Exercise input.
■ ■ ■ ■

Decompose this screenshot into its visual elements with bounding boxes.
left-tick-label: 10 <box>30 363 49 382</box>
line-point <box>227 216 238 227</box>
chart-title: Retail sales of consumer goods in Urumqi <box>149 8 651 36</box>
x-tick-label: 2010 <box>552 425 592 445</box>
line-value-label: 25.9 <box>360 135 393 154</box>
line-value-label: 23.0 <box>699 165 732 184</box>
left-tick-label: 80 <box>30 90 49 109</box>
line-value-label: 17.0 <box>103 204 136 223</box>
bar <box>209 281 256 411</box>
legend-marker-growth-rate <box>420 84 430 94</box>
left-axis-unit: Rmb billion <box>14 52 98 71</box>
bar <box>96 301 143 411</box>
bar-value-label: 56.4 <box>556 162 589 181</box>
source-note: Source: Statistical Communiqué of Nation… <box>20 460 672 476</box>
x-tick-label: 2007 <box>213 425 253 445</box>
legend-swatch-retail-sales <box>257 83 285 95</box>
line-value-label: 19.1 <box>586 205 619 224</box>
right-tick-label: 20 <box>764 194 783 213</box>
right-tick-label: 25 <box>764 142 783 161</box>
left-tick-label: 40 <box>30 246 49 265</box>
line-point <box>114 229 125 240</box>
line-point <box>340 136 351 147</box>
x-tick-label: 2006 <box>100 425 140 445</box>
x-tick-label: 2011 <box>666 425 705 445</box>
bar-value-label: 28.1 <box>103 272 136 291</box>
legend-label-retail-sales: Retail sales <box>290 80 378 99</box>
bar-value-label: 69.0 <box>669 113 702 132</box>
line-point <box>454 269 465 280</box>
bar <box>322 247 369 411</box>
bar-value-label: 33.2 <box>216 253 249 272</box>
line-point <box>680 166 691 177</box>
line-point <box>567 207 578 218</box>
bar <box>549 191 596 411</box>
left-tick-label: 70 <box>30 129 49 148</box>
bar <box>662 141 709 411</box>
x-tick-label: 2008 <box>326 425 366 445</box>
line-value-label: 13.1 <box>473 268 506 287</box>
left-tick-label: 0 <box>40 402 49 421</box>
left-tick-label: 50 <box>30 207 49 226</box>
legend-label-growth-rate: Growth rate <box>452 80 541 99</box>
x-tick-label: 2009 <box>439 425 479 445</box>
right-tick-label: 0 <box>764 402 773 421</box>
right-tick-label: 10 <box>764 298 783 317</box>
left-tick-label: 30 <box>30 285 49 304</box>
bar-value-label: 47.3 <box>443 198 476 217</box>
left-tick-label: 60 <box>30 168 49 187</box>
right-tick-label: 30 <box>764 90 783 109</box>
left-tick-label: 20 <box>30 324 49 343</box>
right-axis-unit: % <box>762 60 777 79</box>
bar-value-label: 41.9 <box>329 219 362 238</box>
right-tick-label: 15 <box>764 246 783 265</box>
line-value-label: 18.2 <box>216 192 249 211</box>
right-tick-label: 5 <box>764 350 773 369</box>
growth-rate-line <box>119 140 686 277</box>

■ ■ ■ ■

Given problem.
Write out the data above word for word, starting at its first line and ending at the line that contains "line-value-label: 23.0 <box>699", with both of those lines included.

Written solution.
Decompose this screenshot into its visual elements with bounding boxes.
left-tick-label: 10 <box>30 363 49 382</box>
line-point <box>227 216 238 227</box>
chart-title: Retail sales of consumer goods in Urumqi <box>149 8 651 36</box>
x-tick-label: 2010 <box>552 425 592 445</box>
line-value-label: 25.9 <box>360 135 393 154</box>
line-value-label: 23.0 <box>699 165 732 184</box>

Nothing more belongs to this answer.